start

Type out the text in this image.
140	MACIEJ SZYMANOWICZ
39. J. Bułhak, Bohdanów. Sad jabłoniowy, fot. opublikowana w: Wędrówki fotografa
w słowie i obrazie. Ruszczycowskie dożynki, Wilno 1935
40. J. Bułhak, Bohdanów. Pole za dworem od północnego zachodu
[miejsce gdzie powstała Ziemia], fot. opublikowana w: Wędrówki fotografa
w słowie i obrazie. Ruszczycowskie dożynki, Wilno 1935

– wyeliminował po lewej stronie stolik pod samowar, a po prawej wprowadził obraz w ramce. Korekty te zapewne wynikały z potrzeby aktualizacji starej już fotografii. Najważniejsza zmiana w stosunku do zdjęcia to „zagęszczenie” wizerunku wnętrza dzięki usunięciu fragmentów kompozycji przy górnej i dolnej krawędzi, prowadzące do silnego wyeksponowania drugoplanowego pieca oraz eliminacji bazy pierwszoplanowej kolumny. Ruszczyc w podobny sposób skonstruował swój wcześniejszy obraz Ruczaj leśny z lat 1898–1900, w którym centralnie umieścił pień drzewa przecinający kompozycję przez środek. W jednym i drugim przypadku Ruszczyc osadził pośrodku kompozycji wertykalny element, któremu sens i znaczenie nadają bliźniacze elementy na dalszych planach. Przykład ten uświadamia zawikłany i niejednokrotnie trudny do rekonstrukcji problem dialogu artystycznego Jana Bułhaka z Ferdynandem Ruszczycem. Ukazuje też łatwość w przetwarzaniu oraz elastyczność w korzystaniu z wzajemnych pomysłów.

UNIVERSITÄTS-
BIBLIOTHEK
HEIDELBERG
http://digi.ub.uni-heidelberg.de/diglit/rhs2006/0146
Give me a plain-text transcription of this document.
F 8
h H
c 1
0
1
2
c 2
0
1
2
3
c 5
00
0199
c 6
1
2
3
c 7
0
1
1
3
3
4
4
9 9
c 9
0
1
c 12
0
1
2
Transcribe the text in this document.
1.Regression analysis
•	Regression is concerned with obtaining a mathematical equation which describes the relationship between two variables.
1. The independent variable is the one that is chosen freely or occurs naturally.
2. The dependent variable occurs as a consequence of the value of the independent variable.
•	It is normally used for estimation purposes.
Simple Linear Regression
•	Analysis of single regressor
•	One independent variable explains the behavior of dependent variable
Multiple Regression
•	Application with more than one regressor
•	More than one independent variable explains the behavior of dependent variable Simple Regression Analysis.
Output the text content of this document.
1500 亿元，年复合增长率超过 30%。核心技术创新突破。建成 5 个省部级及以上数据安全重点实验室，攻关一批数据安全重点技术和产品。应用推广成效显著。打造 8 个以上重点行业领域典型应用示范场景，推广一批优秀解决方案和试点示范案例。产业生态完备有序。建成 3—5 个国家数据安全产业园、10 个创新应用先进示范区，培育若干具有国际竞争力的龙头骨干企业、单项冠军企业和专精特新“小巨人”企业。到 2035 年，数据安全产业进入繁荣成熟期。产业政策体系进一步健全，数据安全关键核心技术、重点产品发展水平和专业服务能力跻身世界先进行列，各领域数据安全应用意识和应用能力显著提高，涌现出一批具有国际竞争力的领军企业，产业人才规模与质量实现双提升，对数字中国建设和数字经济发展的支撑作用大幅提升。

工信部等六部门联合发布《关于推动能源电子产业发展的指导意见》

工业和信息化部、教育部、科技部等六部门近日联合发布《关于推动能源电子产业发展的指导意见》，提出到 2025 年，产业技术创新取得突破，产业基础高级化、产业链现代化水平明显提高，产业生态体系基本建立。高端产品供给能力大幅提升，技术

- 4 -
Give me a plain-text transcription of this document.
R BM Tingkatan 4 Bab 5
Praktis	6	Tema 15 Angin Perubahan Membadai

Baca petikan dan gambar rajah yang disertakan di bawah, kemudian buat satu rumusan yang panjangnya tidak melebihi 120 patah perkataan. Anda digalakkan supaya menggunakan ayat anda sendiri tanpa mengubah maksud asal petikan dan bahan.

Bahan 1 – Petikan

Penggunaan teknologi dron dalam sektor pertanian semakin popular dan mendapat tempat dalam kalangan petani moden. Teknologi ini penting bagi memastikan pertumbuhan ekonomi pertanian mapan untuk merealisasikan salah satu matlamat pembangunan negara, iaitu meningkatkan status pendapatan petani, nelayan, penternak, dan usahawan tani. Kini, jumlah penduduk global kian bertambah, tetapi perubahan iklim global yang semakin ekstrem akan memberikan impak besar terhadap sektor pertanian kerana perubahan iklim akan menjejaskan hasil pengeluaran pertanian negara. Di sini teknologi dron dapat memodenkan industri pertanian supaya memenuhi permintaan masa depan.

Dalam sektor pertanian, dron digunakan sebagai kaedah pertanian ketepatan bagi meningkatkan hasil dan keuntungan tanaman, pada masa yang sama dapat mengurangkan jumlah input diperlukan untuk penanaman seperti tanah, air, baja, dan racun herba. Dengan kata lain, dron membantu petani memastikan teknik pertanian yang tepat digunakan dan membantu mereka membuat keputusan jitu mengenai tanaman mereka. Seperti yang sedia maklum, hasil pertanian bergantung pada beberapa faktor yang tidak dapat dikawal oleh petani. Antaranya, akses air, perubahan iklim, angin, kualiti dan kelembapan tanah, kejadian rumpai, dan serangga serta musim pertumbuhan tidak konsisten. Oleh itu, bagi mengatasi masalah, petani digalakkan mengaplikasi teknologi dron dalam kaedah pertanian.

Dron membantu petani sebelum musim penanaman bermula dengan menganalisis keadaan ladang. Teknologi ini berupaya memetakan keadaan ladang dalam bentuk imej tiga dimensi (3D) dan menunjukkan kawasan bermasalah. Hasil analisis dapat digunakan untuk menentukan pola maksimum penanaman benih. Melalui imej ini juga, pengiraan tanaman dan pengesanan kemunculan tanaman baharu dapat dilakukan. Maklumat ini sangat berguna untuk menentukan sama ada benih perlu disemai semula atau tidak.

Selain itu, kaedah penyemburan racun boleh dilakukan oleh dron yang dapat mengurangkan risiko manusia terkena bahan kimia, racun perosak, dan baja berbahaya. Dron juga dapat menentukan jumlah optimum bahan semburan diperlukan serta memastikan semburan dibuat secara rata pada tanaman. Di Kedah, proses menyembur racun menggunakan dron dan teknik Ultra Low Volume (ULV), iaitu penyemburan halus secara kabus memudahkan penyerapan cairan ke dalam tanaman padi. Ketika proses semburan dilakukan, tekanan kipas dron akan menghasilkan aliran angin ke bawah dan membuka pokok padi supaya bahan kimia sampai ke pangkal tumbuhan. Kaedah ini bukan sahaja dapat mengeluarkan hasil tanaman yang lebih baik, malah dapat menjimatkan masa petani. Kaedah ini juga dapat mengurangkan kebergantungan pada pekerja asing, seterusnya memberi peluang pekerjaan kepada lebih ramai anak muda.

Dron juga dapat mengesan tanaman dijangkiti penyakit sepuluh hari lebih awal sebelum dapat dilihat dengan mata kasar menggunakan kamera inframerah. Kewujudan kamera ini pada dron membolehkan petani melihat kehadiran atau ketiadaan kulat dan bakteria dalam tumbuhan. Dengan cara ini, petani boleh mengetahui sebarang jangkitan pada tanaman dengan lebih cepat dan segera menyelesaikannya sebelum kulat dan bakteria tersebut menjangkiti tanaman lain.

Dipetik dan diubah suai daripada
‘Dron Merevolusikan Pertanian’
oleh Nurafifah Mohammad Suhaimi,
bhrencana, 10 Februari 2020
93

end

GIVEN EXERCISE:
Repeat every entry exactly, please.

SOLUTION FOR THIS PROBLEM:
Type out the text in this image.
140	MACIEJ SZYMANOWICZ
39. J. Bułhak, Bohdanów. Sad jabłoniowy, fot. opublikowana w: Wędrówki fotografa
w słowie i obrazie. Ruszczycowskie dożynki, Wilno 1935
40. J. Bułhak, Bohdanów. Pole za dworem od północnego zachodu
[miejsce gdzie powstała Ziemia], fot. opublikowana w: Wędrówki fotografa
w słowie i obrazie. Ruszczycowskie dożynki, Wilno 1935

– wyeliminował po lewej stronie stolik pod samowar, a po prawej wprowadził obraz w ramce. Korekty te zapewne wynikały z potrzeby aktualizacji starej już fotografii. Najważniejsza zmiana w stosunku do zdjęcia to „zagęszczenie” wizerunku wnętrza dzięki usunięciu fragmentów kompozycji przy górnej i dolnej krawędzi, prowadzące do silnego wyeksponowania drugoplanowego pieca oraz eliminacji bazy pierwszoplanowej kolumny. Ruszczyc w podobny sposób skonstruował swój wcześniejszy obraz Ruczaj leśny z lat 1898–1900, w którym centralnie umieścił pień drzewa przecinający kompozycję przez środek. W jednym i drugim przypadku Ruszczyc osadził pośrodku kompozycji wertykalny element, któremu sens i znaczenie nadają bliźniacze elementy na dalszych planach. Przykład ten uświadamia zawikłany i niejednokrotnie trudny do rekonstrukcji problem dialogu artystycznego Jana Bułhaka z Ferdynandem Ruszczycem. Ukazuje też łatwość w przetwarzaniu oraz elastyczność w korzystaniu z wzajemnych pomysłów.

UNIVERSITÄTS-
BIBLIOTHEK
HEIDELBERG
http://digi.ub.uni-heidelberg.de/diglit/rhs2006/0146
Give me a plain-text transcription of this document.
F 8
h H
c 1
0
1
2
c 2
0
1
2
3
c 5
00
0199
c 6
1
2
3
c 7
0
1
1
3
3
4
4
9 9
c 9
0
1
c 12
0
1
2
Transcribe the text in this document.
1.Regression analysis
•	Regression is concerned with obtaining a mathematical equation which describes the relationship between two variables.
1. The independent variable is the one that is chosen freely or occurs naturally.
2. The dependent variable occurs as a consequence of the value of the independent variable.
•	It is normally used for estimation purposes.
Simple Linear Regression
•	Analysis of single regressor
•	One independent variable explains the behavior of dependent variable
Multiple Regression
•	Application with more than one regressor
•	More than one independent variable explains the behavior of dependent variable Simple Regression Analysis.
Output the text content of this document.
1500 亿元，年复合增长率超过 30%。核心技术创新突破。建成 5 个省部级及以上数据安全重点实验室，攻关一批数据安全重点技术和产品。应用推广成效显著。打造 8 个以上重点行业领域典型应用示范场景，推广一批优秀解决方案和试点示范案例。产业生态完备有序。建成 3—5 个国家数据安全产业园、10 个创新应用先进示范区，培育若干具有国际竞争力的龙头骨干企业、单项冠军企业和专精特新“小巨人”企业。到 2035 年，数据安全产业进入繁荣成熟期。产业政策体系进一步健全，数据安全关键核心技术、重点产品发展水平和专业服务能力跻身世界先进行列，各领域数据安全应用意识和应用能力显著提高，涌现出一批具有国际竞争力的领军企业，产业人才规模与质量实现双提升，对数字中国建设和数字经济发展的支撑作用大幅提升。

工信部等六部门联合发布《关于推动能源电子产业发展的指导意见》

工业和信息化部、教育部、科技部等六部门近日联合发布《关于推动能源电子产业发展的指导意见》，提出到 2025 年，产业技术创新取得突破，产业基础高级化、产业链现代化水平明显提高，产业生态体系基本建立。高端产品供给能力大幅提升，技术

- 4 -
Give me a plain-text transcription of this document.
R BM Tingkatan 4 Bab 5
Praktis	6	Tema 15 Angin Perubahan Membadai

Baca petikan dan gambar rajah yang disertakan di bawah, kemudian buat satu rumusan yang panjangnya tidak melebihi 120 patah perkataan. Anda digalakkan supaya menggunakan ayat anda sendiri tanpa mengubah maksud asal petikan dan bahan.

Bahan 1 – Petikan

Penggunaan teknologi dron dalam sektor pertanian semakin popular dan mendapat tempat dalam kalangan petani moden. Teknologi ini penting bagi memastikan pertumbuhan ekonomi pertanian mapan untuk merealisasikan salah satu matlamat pembangunan negara, iaitu meningkatkan status pendapatan petani, nelayan, penternak, dan usahawan tani. Kini, jumlah penduduk global kian bertambah, tetapi perubahan iklim global yang semakin ekstrem akan memberikan impak besar terhadap sektor pertanian kerana perubahan iklim akan menjejaskan hasil pengeluaran pertanian negara. Di sini teknologi dron dapat memodenkan industri pertanian supaya memenuhi permintaan masa depan.

Dalam sektor pertanian, dron digunakan sebagai kaedah pertanian ketepatan bagi meningkatkan hasil dan keuntungan tanaman, pada masa yang sama dapat mengurangkan jumlah input diperlukan untuk penanaman seperti tanah, air, baja, dan racun herba. Dengan kata lain, dron membantu petani memastikan teknik pertanian yang tepat digunakan dan membantu mereka membuat keputusan jitu mengenai tanaman mereka. Seperti yang sedia maklum, hasil pertanian bergantung pada beberapa faktor yang tidak dapat dikawal oleh petani. Antaranya, akses air, perubahan iklim, angin, kualiti dan kelembapan tanah, kejadian rumpai, dan serangga serta musim pertumbuhan tidak konsisten. Oleh itu, bagi mengatasi masalah, petani digalakkan mengaplikasi teknologi dron dalam kaedah pertanian.

Dron membantu petani sebelum musim penanaman bermula dengan menganalisis keadaan ladang. Teknologi ini berupaya memetakan keadaan ladang dalam bentuk imej tiga dimensi (3D) dan menunjukkan kawasan bermasalah. Hasil analisis dapat digunakan untuk menentukan pola maksimum penanaman benih. Melalui imej ini juga, pengiraan tanaman dan pengesanan kemunculan tanaman baharu dapat dilakukan. Maklumat ini sangat berguna untuk menentukan sama ada benih perlu disemai semula atau tidak.

Selain itu, kaedah penyemburan racun boleh dilakukan oleh dron yang dapat mengurangkan risiko manusia terkena bahan kimia, racun perosak, dan baja berbahaya. Dron juga dapat menentukan jumlah optimum bahan semburan diperlukan serta memastikan semburan dibuat secara rata pada tanaman. Di Kedah, proses menyembur racun menggunakan dron dan teknik Ultra Low Volume (ULV), iaitu penyemburan halus secara kabus memudahkan penyerapan cairan ke dalam tanaman padi. Ketika proses semburan dilakukan, tekanan kipas dron akan menghasilkan aliran angin ke bawah dan membuka pokok padi supaya bahan kimia sampai ke pangkal tumbuhan. Kaedah ini bukan sahaja dapat mengeluarkan hasil tanaman yang lebih baik, malah dapat menjimatkan masa petani. Kaedah ini juga dapat mengurangkan kebergantungan pada pekerja asing, seterusnya memberi peluang pekerjaan kepada lebih ramai anak muda.

Dron juga dapat mengesan tanaman dijangkiti penyakit sepuluh hari lebih awal sebelum dapat dilihat dengan mata kasar menggunakan kamera inframerah. Kewujudan kamera ini pada dron membolehkan petani melihat kehadiran atau ketiadaan kulat dan bakteria dalam tumbuhan. Dengan cara ini, petani boleh mengetahui sebarang jangkitan pada tanaman dengan lebih cepat dan segera menyelesaikannya sebelum kulat dan bakteria tersebut menjangkiti tanaman lain.

Dipetik dan diubah suai daripada
‘Dron Merevolusikan Pertanian’
oleh Nurafifah Mohammad Suhaimi,
bhrencana, 10 Februari 2020
93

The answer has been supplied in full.